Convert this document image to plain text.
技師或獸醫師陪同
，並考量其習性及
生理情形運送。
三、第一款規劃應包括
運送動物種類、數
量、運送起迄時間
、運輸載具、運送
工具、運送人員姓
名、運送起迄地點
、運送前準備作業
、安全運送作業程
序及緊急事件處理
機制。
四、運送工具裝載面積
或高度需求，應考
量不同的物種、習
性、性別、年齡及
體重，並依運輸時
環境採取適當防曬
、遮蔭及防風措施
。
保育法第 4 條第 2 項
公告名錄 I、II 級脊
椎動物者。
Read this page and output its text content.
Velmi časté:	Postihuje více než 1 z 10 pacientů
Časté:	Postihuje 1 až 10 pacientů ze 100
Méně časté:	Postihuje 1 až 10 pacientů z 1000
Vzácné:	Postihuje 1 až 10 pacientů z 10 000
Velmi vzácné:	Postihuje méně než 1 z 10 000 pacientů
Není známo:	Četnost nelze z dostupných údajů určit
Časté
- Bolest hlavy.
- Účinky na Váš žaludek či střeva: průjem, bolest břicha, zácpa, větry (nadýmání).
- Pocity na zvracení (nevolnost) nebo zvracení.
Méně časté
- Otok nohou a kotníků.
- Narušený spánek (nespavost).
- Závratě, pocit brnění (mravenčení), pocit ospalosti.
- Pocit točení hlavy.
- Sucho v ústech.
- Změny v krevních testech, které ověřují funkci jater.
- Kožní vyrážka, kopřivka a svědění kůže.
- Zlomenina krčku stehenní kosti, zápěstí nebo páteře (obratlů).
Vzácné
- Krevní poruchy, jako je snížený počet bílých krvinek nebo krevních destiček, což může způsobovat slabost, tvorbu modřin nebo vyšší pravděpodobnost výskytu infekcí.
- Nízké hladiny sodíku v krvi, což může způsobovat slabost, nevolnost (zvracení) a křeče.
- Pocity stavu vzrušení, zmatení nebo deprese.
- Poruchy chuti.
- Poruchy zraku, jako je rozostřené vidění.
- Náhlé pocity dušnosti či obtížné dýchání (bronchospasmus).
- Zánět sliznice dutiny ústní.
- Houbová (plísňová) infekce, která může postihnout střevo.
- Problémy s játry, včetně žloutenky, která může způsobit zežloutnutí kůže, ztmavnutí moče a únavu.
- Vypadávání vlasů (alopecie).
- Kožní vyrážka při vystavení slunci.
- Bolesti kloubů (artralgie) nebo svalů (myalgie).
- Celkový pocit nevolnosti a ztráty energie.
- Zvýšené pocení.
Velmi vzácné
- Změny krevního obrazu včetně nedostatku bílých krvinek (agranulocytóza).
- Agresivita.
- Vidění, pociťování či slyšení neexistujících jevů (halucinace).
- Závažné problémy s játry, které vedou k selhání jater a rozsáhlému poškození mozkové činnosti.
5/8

-- -- --

■ EXERCISE GOAL: Emit the records above again, exactly, with no line skipped.

■ RESULT:
Convert this document image to plain text.
技師或獸醫師陪同
，並考量其習性及
生理情形運送。
三、第一款規劃應包括
運送動物種類、數
量、運送起迄時間
、運輸載具、運送
工具、運送人員姓
名、運送起迄地點
、運送前準備作業
、安全運送作業程
序及緊急事件處理
機制。
四、運送工具裝載面積
或高度需求，應考
量不同的物種、習
性、性別、年齡及
體重，並依運輸時
環境採取適當防曬
、遮蔭及防風措施
。
保育法第 4 條第 2 項
公告名錄 I、II 級脊
椎動物者。
Read this page and output its text content.
Velmi časté:	Postihuje více než 1 z 10 pacientů
Časté:	Postihuje 1 až 10 pacientů ze 100
Méně časté:	Postihuje 1 až 10 pacientů z 1000
Vzácné:	Postihuje 1 až 10 pacientů z 10 000
Velmi vzácné:	Postihuje méně než 1 z 10 000 pacientů
Není známo:	Četnost nelze z dostupných údajů určit
Časté
- Bolest hlavy.
- Účinky na Váš žaludek či střeva: průjem, bolest břicha, zácpa, větry (nadýmání).
- Pocity na zvracení (nevolnost) nebo zvracení.
Méně časté
- Otok nohou a kotníků.
- Narušený spánek (nespavost).
- Závratě, pocit brnění (mravenčení), pocit ospalosti.
- Pocit točení hlavy.
- Sucho v ústech.
- Změny v krevních testech, které ověřují funkci jater.
- Kožní vyrážka, kopřivka a svědění kůže.
- Zlomenina krčku stehenní kosti, zápěstí nebo páteře (obratlů).
Vzácné
- Krevní poruchy, jako je snížený počet bílých krvinek nebo krevních destiček, což může způsobovat slabost, tvorbu modřin nebo vyšší pravděpodobnost výskytu infekcí.
- Nízké hladiny sodíku v krvi, což může způsobovat slabost, nevolnost (zvracení) a křeče.
- Pocity stavu vzrušení, zmatení nebo deprese.
- Poruchy chuti.
- Poruchy zraku, jako je rozostřené vidění.
- Náhlé pocity dušnosti či obtížné dýchání (bronchospasmus).
- Zánět sliznice dutiny ústní.
- Houbová (plísňová) infekce, která může postihnout střevo.
- Problémy s játry, včetně žloutenky, která může způsobit zežloutnutí kůže, ztmavnutí moče a únavu.
- Vypadávání vlasů (alopecie).
- Kožní vyrážka při vystavení slunci.
- Bolesti kloubů (artralgie) nebo svalů (myalgie).
- Celkový pocit nevolnosti a ztráty energie.
- Zvýšené pocení.
Velmi vzácné
- Změny krevního obrazu včetně nedostatku bílých krvinek (agranulocytóza).
- Agresivita.
- Vidění, pociťování či slyšení neexistujících jevů (halucinace).
- Závažné problémy s játry, které vedou k selhání jater a rozsáhlému poškození mozkové činnosti.
5/8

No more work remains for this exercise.